GOAL:
Give only the number of lines below that contain the word "legend".

[Dataset entries on figures]
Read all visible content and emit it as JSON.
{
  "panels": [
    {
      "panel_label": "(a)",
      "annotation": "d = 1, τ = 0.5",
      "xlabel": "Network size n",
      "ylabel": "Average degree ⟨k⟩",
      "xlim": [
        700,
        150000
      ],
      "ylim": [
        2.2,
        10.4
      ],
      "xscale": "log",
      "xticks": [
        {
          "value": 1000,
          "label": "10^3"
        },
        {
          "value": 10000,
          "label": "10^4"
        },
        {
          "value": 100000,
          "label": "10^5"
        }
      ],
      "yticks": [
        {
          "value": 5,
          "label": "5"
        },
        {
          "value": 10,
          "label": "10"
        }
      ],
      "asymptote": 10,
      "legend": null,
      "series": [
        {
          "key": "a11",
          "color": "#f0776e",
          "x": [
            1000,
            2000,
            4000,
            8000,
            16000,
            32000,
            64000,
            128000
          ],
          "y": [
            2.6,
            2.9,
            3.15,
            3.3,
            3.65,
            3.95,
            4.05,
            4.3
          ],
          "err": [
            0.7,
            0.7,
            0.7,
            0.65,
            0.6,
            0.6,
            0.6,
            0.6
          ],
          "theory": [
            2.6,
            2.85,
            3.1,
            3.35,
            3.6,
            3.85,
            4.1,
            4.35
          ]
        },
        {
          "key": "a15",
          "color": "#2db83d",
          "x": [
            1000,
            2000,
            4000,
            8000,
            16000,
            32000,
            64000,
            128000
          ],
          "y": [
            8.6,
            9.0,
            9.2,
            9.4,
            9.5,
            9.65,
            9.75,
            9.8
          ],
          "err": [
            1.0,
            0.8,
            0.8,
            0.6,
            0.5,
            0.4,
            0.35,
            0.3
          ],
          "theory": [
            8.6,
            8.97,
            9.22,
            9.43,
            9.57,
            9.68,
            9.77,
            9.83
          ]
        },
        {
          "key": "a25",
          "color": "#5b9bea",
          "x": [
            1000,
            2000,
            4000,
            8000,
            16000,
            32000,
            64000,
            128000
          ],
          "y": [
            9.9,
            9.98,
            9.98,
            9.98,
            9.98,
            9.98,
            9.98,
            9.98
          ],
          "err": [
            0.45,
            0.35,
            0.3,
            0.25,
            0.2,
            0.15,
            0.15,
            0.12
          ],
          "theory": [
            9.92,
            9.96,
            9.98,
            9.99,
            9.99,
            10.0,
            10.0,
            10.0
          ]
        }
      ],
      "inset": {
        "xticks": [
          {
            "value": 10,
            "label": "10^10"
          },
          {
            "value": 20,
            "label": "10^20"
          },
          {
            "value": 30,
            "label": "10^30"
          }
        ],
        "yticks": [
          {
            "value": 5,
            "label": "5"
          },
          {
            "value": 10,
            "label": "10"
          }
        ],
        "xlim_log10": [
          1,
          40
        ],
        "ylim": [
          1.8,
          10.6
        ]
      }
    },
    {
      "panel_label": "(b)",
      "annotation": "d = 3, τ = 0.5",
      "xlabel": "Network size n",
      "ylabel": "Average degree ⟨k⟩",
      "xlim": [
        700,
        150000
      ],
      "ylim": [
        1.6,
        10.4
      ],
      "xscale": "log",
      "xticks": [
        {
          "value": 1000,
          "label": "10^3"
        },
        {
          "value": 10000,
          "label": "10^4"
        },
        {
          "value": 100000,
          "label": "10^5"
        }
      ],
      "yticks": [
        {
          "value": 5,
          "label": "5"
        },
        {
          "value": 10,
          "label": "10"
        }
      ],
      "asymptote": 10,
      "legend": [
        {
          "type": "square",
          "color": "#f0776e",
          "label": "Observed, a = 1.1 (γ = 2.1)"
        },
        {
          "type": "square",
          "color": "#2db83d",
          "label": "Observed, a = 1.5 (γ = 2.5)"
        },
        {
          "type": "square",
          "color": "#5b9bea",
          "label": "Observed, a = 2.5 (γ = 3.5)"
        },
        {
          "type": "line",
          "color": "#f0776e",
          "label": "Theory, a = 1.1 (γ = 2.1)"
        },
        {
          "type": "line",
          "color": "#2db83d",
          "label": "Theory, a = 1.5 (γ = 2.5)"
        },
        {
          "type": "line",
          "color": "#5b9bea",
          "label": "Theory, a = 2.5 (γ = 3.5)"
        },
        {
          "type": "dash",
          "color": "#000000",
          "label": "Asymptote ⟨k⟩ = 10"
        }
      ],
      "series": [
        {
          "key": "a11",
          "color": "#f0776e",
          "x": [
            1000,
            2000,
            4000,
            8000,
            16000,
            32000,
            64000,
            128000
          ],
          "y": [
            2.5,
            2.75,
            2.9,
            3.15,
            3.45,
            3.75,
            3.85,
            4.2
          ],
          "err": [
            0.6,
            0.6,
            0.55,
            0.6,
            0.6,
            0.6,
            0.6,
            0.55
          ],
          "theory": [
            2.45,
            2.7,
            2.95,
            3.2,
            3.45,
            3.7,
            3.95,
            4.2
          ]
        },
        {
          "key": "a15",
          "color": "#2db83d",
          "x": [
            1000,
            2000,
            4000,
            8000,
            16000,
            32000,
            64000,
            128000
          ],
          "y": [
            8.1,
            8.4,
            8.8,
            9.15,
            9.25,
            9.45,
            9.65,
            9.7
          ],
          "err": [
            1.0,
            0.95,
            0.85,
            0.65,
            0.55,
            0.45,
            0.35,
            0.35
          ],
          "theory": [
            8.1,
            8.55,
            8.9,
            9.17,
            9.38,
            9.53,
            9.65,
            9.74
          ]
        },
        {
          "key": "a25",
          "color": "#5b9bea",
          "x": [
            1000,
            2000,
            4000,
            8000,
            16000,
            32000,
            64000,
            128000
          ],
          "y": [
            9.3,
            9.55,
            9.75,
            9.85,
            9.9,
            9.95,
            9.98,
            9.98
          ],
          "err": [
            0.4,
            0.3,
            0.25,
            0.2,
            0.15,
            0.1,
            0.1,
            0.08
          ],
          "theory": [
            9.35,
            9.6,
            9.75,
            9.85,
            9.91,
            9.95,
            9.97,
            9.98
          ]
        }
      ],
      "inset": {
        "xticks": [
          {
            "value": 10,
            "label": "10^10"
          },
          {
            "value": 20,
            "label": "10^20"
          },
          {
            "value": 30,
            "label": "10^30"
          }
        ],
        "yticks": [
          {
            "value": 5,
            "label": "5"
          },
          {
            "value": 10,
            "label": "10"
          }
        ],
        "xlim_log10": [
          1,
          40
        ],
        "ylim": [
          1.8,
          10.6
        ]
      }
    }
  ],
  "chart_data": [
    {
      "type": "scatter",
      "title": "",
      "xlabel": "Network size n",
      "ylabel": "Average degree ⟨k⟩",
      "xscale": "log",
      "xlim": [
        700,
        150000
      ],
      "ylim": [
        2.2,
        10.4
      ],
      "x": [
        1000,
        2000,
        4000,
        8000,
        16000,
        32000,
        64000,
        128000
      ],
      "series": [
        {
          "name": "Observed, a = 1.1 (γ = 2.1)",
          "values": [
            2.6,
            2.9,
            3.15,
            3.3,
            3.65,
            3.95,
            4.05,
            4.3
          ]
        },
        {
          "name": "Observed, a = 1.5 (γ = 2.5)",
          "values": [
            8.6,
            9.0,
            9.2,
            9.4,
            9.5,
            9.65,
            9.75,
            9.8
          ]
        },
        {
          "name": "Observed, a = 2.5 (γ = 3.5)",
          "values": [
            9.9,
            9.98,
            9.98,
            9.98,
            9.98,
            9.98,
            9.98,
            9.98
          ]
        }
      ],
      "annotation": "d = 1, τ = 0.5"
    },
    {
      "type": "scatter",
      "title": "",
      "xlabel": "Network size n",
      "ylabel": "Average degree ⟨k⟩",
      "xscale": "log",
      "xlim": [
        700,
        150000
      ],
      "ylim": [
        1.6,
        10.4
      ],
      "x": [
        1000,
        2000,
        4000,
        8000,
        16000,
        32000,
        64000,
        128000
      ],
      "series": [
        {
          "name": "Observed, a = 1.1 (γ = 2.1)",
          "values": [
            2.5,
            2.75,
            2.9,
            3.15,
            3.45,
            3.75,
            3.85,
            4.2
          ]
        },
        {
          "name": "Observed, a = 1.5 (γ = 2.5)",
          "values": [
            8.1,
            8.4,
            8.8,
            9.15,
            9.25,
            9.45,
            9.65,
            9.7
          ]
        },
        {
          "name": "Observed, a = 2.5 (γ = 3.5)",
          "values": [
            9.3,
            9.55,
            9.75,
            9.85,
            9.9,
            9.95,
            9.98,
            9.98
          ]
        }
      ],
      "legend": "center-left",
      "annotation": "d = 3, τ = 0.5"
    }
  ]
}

TASK OUTPUT:
3